Data items >>
══════════

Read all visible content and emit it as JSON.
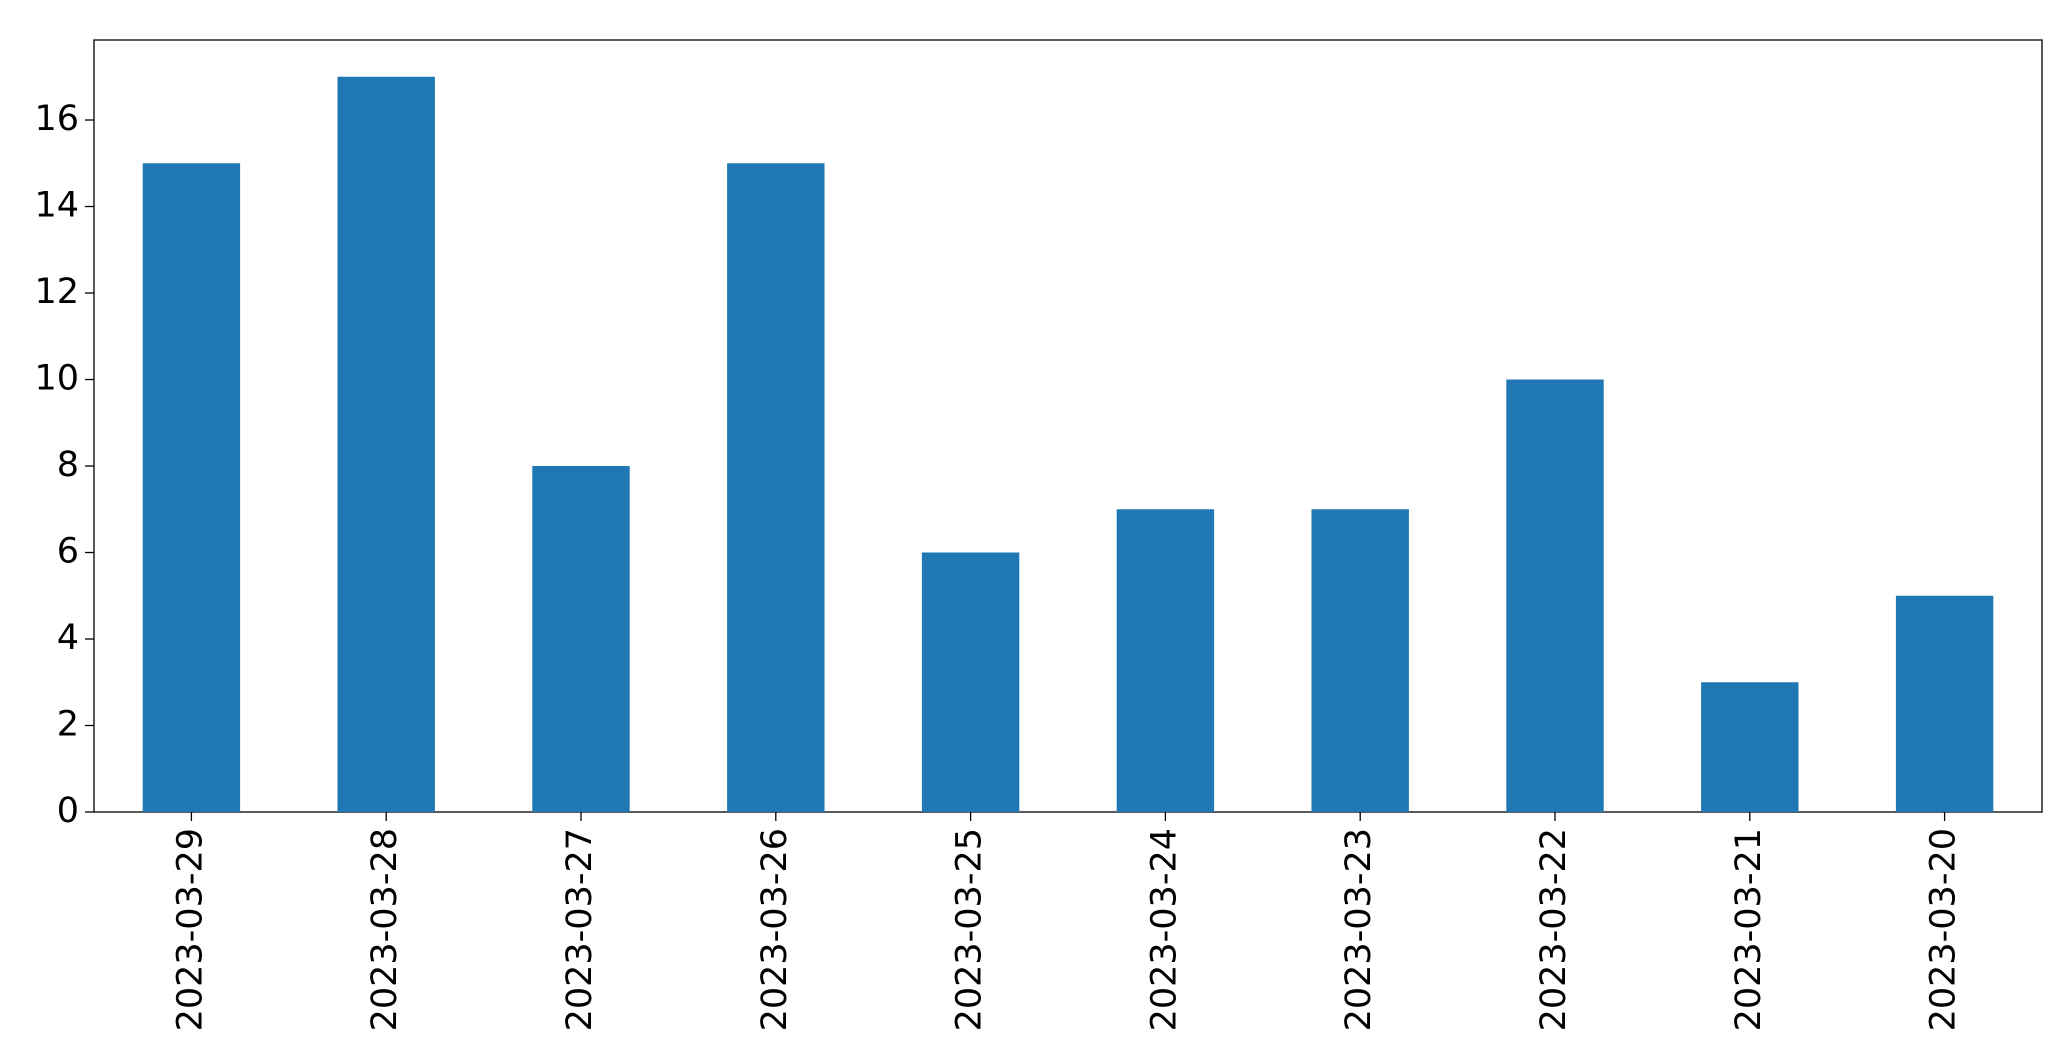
{
  "chart_data": {
    "type": "bar",
    "categories": [
      "2023-03-29",
      "2023-03-28",
      "2023-03-27",
      "2023-03-26",
      "2023-03-25",
      "2023-03-24",
      "2023-03-23",
      "2023-03-22",
      "2023-03-21",
      "2023-03-20"
    ],
    "values": [
      15,
      17,
      8,
      15,
      6,
      7,
      7,
      10,
      3,
      5
    ],
    "color": "#1f77b4",
    "ylim": [
      0,
      17.85
    ],
    "yticks": [
      0,
      2,
      4,
      6,
      8,
      10,
      12,
      14,
      16
    ],
    "grid": false
  }
}
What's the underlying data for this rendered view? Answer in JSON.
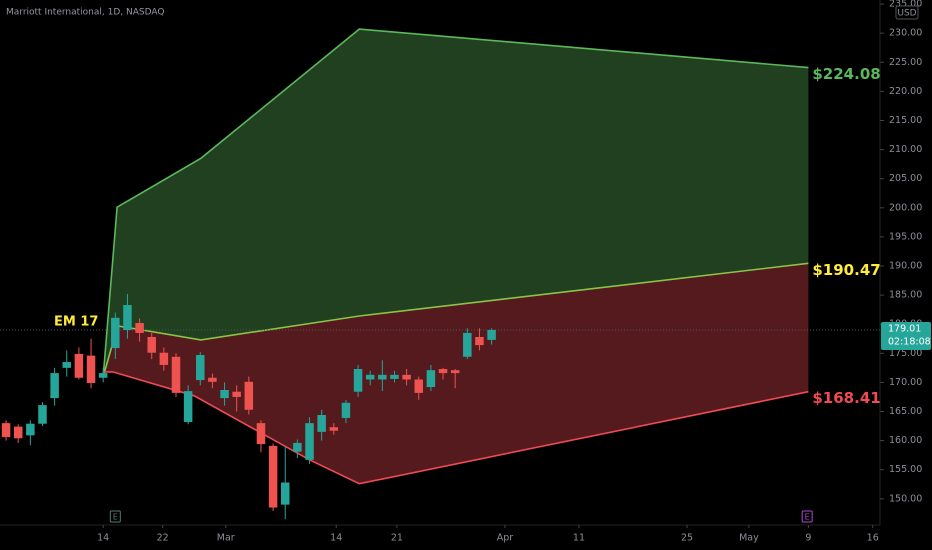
{
  "chart_data": {
    "type": "candlestick",
    "title": "Marriott International, 1D, NASDAQ",
    "currency": "USD",
    "up_color": "#26a69a",
    "down_color": "#ef5350",
    "x": [
      -8,
      -7,
      -6,
      -5,
      -4,
      -3,
      -2,
      -1,
      0,
      1,
      2,
      3,
      4,
      5,
      6,
      7,
      8,
      9,
      10,
      11,
      12,
      13,
      14,
      15,
      16,
      17,
      18,
      19,
      20,
      21,
      22,
      23,
      24,
      25,
      26,
      27,
      28,
      29,
      30,
      31,
      32
    ],
    "open": [
      163.0,
      162.4,
      160.9,
      162.9,
      167.3,
      172.5,
      174.9,
      174.6,
      170.8,
      175.9,
      179.0,
      180.2,
      177.8,
      175.1,
      174.4,
      163.2,
      170.4,
      170.8,
      167.3,
      168.4,
      170.1,
      163.0,
      159.1,
      149.0,
      158.1,
      156.7,
      161.5,
      162.3,
      163.9,
      168.4,
      170.5,
      170.5,
      170.6,
      171.3,
      170.5,
      169.2,
      172.3,
      172.1,
      174.4,
      177.8,
      177.3
    ],
    "high": [
      163.5,
      162.8,
      163.5,
      166.6,
      172.5,
      175.5,
      176.0,
      177.5,
      172.5,
      182.0,
      185.2,
      181.0,
      178.5,
      176.0,
      175.0,
      169.5,
      175.2,
      171.5,
      170.0,
      169.5,
      171.0,
      163.5,
      159.5,
      159.0,
      160.2,
      164.0,
      165.3,
      163.0,
      167.0,
      173.0,
      172.0,
      173.8,
      172.0,
      172.3,
      171.0,
      173.0,
      172.5,
      172.3,
      179.3,
      179.3,
      179.3
    ],
    "low": [
      160.0,
      159.6,
      159.2,
      162.5,
      166.0,
      171.0,
      170.5,
      169.0,
      170.0,
      174.0,
      177.5,
      177.0,
      174.0,
      172.0,
      167.5,
      162.8,
      169.5,
      169.0,
      166.0,
      165.0,
      164.5,
      158.0,
      147.9,
      146.5,
      157.0,
      156.0,
      160.0,
      161.0,
      163.0,
      167.5,
      169.5,
      168.5,
      170.0,
      169.5,
      167.0,
      168.5,
      170.5,
      169.0,
      174.0,
      175.5,
      176.5
    ],
    "close": [
      160.6,
      160.4,
      162.9,
      166.1,
      171.6,
      173.5,
      170.8,
      169.9,
      171.6,
      181.1,
      183.3,
      178.5,
      175.1,
      173.0,
      168.2,
      168.5,
      174.7,
      170.1,
      168.7,
      167.5,
      165.3,
      159.4,
      148.5,
      152.8,
      159.6,
      163.0,
      164.4,
      161.7,
      166.5,
      172.3,
      171.3,
      171.3,
      171.3,
      170.5,
      168.2,
      172.1,
      171.6,
      171.6,
      178.5,
      176.4,
      179.01
    ],
    "range_upper": {
      "x": [
        0,
        1.15,
        8.05,
        21.1,
        58.1
      ],
      "values": [
        171.0,
        200.1,
        208.5,
        230.7,
        224.08
      ],
      "color": "#5cb85c",
      "end_label": "$224.08"
    },
    "range_middle": {
      "x": [
        0,
        1.2,
        8.05,
        21.1,
        58.1
      ],
      "values": [
        171.0,
        179.7,
        177.3,
        181.4,
        190.47
      ],
      "color": "#8bc34a",
      "label_color": "#ffeb3b",
      "end_label": "$190.47"
    },
    "range_lower": {
      "x": [
        0,
        0.8,
        7.5,
        17.0,
        21.1,
        58.1
      ],
      "values": [
        171.8,
        171.8,
        167.7,
        156.7,
        152.6,
        168.41
      ],
      "color": "#f04a54",
      "end_label": "$168.41"
    },
    "annotation": "EM 17",
    "events": [
      {
        "x": 1,
        "label": "E",
        "color": "#4f7f6f"
      },
      {
        "x": 58,
        "label": "E",
        "color": "#b04bd0"
      }
    ],
    "last_price": 179.01,
    "countdown": "02:18:08",
    "xlim": [
      -8.5,
      64
    ],
    "ylim": [
      145.5,
      235.7
    ],
    "xticks": [
      {
        "value": 0,
        "label": "14"
      },
      {
        "value": 4.9,
        "label": "22"
      },
      {
        "value": 10.1,
        "label": "Mar"
      },
      {
        "value": 19.2,
        "label": "14"
      },
      {
        "value": 24.2,
        "label": "21"
      },
      {
        "value": 33.1,
        "label": "Apr"
      },
      {
        "value": 39.2,
        "label": "11"
      },
      {
        "value": 48.1,
        "label": "25"
      },
      {
        "value": 53.2,
        "label": "May"
      },
      {
        "value": 58.1,
        "label": "9"
      },
      {
        "value": 63.4,
        "label": "16"
      }
    ],
    "yticks": [
      {
        "value": 150,
        "label": "150.00"
      },
      {
        "value": 155,
        "label": "155.00"
      },
      {
        "value": 160,
        "label": "160.00"
      },
      {
        "value": 165,
        "label": "165.00"
      },
      {
        "value": 170,
        "label": "170.00"
      },
      {
        "value": 175,
        "label": "175.00"
      },
      {
        "value": 180,
        "label": "180.00"
      },
      {
        "value": 185,
        "label": "185.00"
      },
      {
        "value": 190,
        "label": "190.00"
      },
      {
        "value": 195,
        "label": "195.00"
      },
      {
        "value": 200,
        "label": "200.00"
      },
      {
        "value": 205,
        "label": "205.00"
      },
      {
        "value": 210,
        "label": "210.00"
      },
      {
        "value": 215,
        "label": "215.00"
      },
      {
        "value": 220,
        "label": "220.00"
      },
      {
        "value": 225,
        "label": "225.00"
      },
      {
        "value": 230,
        "label": "230.00"
      },
      {
        "value": 235,
        "label": "235.00"
      }
    ]
  }
}
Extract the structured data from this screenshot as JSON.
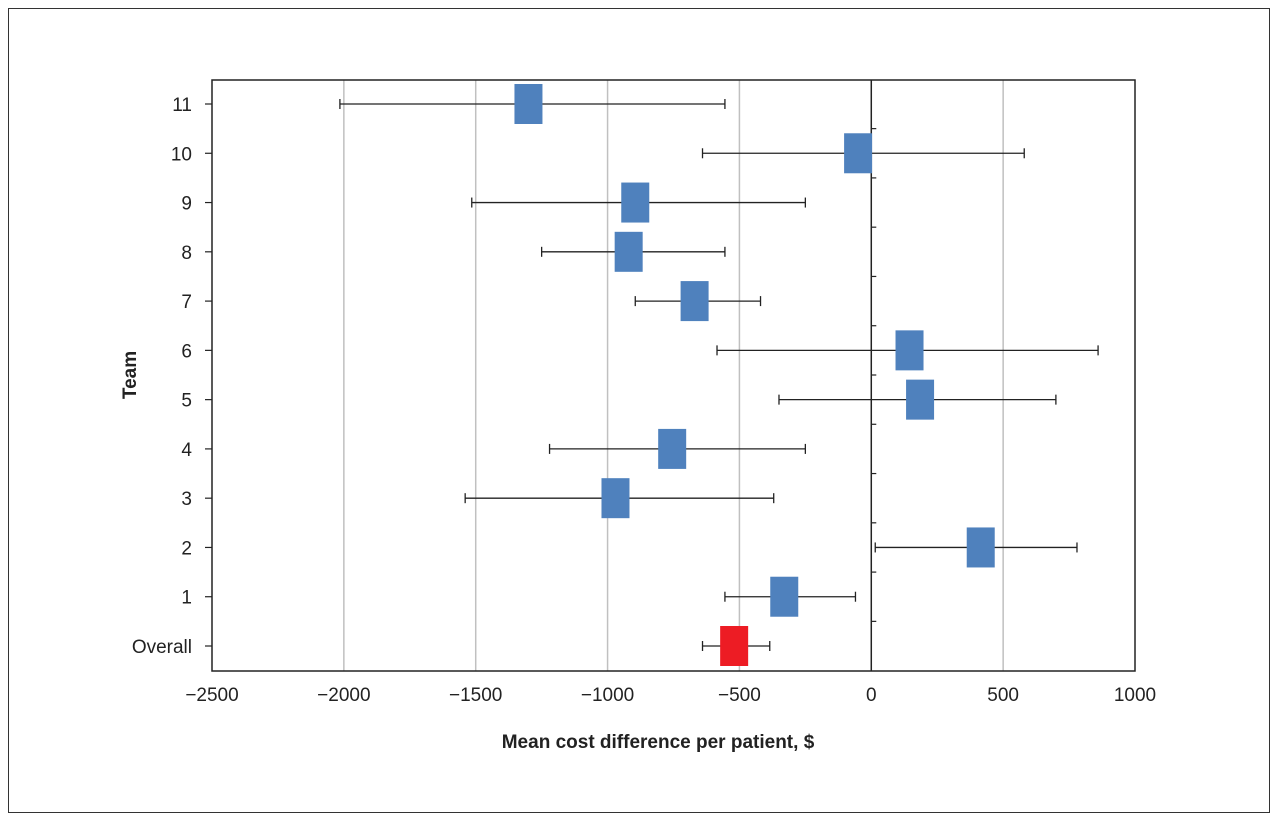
{
  "chart_data": {
    "type": "forest",
    "title": "",
    "xlabel": "Mean cost difference per patient, $",
    "ylabel": "Team",
    "xlim": [
      -2500,
      1000
    ],
    "xticks": [
      -2500,
      -2000,
      -1500,
      -1000,
      -500,
      0,
      500,
      1000
    ],
    "xtick_labels": [
      "−2500",
      "−2000",
      "−1500",
      "−1000",
      "−500",
      "0",
      "500",
      "1000"
    ],
    "grid": "vertical",
    "categories": [
      "Overall",
      "1",
      "2",
      "3",
      "4",
      "5",
      "6",
      "7",
      "8",
      "9",
      "10",
      "11"
    ],
    "points": [
      {
        "label": "Overall",
        "mean": -520,
        "lower": -640,
        "upper": -385
      },
      {
        "label": "1",
        "mean": -330,
        "lower": -555,
        "upper": -60
      },
      {
        "label": "2",
        "mean": 415,
        "lower": 15,
        "upper": 780
      },
      {
        "label": "3",
        "mean": -970,
        "lower": -1540,
        "upper": -370
      },
      {
        "label": "4",
        "mean": -755,
        "lower": -1220,
        "upper": -250
      },
      {
        "label": "5",
        "mean": 185,
        "lower": -350,
        "upper": 700
      },
      {
        "label": "6",
        "mean": 145,
        "lower": -585,
        "upper": 860
      },
      {
        "label": "7",
        "mean": -670,
        "lower": -895,
        "upper": -420
      },
      {
        "label": "8",
        "mean": -920,
        "lower": -1250,
        "upper": -555
      },
      {
        "label": "9",
        "mean": -895,
        "lower": -1515,
        "upper": -250
      },
      {
        "label": "10",
        "mean": -50,
        "lower": -640,
        "upper": 580
      },
      {
        "label": "11",
        "mean": -1300,
        "lower": -2015,
        "upper": -555
      }
    ],
    "colors": {
      "team": "#4f81bd",
      "overall": "#ed1c24",
      "grid": "#c0c0c0",
      "axis": "#222222"
    }
  }
}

══════════

Task requirements >>
From the data, pick out every line that includes "grid".

Response to the exercise >>
    "grid": false
    "grid": "vertical",
      "grid": "#c0c0c0",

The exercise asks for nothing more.